Below, find each line holding "pháp" and state how many there are, using the number alone.
--- START Records for this task ---
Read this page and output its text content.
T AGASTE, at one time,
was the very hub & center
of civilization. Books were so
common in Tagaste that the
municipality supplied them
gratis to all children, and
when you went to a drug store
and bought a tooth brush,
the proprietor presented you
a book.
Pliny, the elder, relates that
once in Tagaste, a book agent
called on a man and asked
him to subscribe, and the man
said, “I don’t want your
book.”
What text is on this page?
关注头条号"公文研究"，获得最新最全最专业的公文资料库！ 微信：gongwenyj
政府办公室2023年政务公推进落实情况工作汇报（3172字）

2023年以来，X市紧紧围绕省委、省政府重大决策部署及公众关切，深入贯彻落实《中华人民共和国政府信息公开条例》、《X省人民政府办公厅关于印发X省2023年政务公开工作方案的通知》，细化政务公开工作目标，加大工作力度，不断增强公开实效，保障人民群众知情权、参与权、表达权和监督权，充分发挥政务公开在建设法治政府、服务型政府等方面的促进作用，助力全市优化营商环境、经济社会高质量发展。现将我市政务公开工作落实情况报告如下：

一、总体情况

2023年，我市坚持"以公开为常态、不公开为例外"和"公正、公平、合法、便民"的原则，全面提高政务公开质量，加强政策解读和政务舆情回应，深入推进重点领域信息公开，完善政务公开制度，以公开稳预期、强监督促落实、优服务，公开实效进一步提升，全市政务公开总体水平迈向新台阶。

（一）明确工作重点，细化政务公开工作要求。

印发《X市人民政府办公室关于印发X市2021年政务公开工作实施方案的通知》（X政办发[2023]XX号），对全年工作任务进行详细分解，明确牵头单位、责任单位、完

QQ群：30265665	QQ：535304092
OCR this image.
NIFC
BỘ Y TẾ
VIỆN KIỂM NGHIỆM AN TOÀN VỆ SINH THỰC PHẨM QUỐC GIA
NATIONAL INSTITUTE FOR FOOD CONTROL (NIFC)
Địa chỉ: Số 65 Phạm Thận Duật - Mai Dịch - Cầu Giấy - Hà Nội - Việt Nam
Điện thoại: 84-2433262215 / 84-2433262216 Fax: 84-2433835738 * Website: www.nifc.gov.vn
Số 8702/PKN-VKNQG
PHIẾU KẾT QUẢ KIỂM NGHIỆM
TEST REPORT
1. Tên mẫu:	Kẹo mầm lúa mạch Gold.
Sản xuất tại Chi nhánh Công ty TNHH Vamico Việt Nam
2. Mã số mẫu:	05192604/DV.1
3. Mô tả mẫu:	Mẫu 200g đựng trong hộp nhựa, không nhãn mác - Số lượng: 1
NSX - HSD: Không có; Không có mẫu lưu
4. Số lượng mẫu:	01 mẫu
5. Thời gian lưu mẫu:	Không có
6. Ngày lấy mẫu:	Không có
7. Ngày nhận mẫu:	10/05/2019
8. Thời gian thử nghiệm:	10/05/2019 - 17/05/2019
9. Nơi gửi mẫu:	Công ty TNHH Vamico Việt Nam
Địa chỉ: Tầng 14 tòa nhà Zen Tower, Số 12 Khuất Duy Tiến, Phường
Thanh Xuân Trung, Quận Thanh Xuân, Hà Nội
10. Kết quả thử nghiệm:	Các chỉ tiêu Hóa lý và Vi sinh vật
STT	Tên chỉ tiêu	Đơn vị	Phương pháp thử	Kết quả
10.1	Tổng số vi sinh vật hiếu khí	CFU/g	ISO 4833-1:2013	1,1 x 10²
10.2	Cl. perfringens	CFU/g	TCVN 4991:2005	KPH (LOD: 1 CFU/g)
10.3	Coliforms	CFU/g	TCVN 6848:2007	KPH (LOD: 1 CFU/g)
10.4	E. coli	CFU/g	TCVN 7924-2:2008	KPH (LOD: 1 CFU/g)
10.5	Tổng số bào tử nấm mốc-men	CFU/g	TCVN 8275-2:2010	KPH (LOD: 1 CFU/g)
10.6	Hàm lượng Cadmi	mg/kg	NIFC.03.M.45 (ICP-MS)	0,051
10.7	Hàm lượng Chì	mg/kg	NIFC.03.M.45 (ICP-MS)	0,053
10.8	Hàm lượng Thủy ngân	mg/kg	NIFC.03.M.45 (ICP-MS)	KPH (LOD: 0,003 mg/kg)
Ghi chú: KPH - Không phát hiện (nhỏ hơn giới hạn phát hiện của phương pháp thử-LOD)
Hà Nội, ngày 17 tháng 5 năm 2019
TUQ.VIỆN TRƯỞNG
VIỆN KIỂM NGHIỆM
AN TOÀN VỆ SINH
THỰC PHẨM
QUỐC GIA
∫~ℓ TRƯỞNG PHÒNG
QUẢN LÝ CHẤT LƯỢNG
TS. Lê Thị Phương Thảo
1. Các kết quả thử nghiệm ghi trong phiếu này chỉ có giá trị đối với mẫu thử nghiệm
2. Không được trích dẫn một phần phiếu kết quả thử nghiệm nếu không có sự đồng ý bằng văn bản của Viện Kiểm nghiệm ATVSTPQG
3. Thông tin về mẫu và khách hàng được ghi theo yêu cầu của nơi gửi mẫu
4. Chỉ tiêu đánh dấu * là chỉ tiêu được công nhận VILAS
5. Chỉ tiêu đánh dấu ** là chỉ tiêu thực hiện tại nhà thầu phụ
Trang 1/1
--- END Records for this task ---
Exercise response:
2